-- Records supplied start --

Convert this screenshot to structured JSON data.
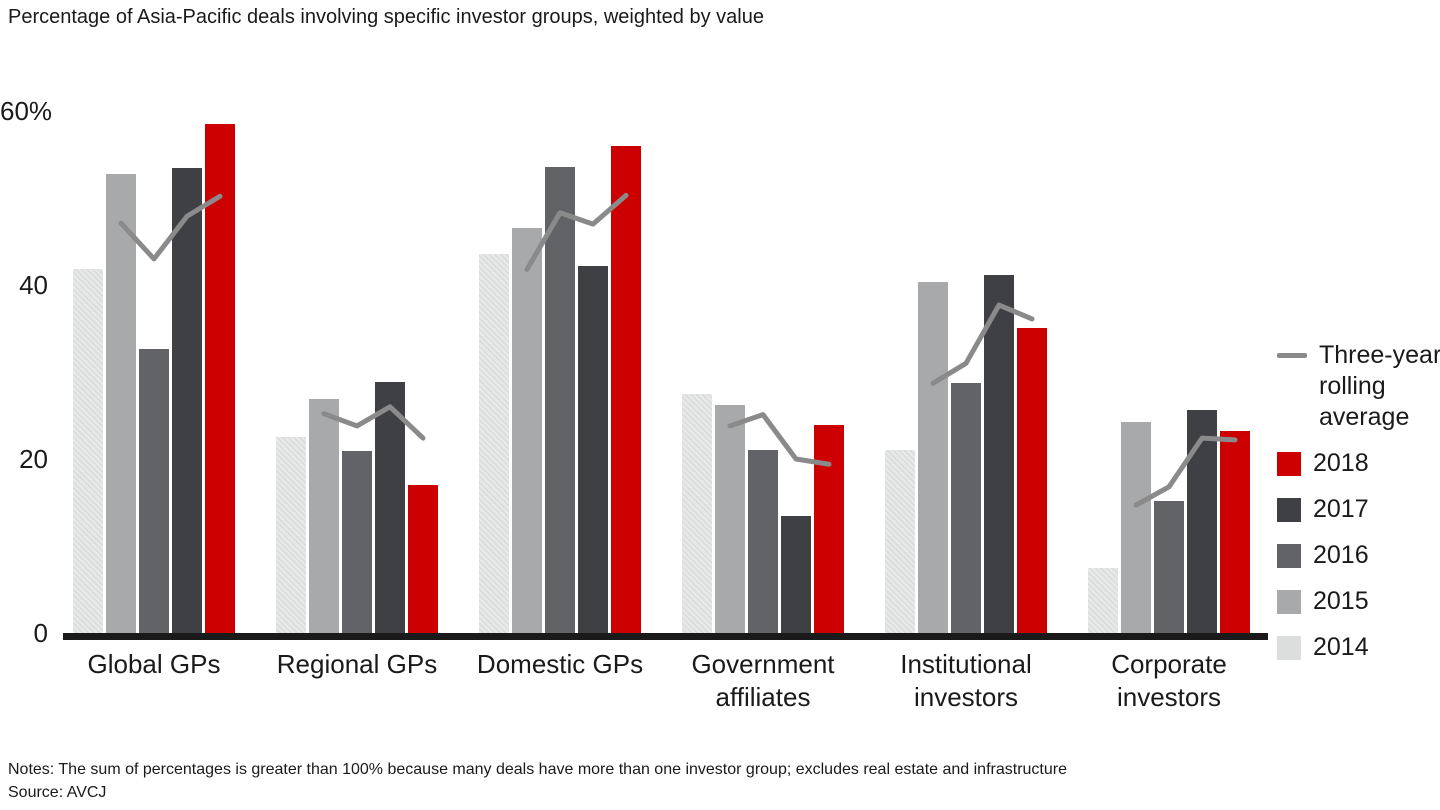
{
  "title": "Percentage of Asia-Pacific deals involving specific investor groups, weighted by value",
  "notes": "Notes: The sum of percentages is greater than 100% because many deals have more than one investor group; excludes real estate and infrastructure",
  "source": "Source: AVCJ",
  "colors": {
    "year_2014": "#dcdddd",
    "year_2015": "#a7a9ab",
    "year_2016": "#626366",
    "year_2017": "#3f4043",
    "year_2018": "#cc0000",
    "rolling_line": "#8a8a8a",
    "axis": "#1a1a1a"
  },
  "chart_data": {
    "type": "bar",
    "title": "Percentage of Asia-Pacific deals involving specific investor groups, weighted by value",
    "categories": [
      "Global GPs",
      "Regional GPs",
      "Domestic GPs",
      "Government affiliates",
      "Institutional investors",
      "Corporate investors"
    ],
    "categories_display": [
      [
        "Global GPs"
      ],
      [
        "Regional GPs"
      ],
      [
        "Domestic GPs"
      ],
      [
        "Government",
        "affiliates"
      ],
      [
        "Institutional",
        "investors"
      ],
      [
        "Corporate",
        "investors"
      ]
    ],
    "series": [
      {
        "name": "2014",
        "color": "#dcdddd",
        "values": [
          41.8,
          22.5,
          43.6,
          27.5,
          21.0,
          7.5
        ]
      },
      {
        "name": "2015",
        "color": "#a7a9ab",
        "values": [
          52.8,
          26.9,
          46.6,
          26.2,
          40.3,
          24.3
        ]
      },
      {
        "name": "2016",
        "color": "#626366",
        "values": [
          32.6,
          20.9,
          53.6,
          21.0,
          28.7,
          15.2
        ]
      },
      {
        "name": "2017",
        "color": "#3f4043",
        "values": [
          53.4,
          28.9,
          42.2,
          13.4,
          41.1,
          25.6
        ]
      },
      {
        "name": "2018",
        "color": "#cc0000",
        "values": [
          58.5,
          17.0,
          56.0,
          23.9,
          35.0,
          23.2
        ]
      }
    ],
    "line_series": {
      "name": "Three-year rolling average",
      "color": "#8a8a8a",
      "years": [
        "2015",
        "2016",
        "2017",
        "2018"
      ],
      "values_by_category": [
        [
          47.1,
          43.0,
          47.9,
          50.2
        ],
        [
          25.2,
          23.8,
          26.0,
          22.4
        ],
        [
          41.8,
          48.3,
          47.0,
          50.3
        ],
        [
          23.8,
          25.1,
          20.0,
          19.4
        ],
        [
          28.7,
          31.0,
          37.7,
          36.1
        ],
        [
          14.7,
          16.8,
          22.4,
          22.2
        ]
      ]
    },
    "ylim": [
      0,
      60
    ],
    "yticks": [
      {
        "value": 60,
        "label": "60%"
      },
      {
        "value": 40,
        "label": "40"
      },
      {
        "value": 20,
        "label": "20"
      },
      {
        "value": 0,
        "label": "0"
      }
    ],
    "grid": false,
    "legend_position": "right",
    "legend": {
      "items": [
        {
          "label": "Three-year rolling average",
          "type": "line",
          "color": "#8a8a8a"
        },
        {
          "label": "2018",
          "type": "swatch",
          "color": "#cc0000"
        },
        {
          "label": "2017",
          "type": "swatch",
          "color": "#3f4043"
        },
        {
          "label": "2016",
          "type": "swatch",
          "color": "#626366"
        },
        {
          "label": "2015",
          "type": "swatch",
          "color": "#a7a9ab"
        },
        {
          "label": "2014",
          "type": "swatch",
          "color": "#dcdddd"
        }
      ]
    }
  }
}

-- Records supplied end --

* **Given task**:
Collect every line from the records above that contains the word "average".

* **Worked solution**:
      "name": "Three-year rolling average",
          "label": "Three-year rolling average",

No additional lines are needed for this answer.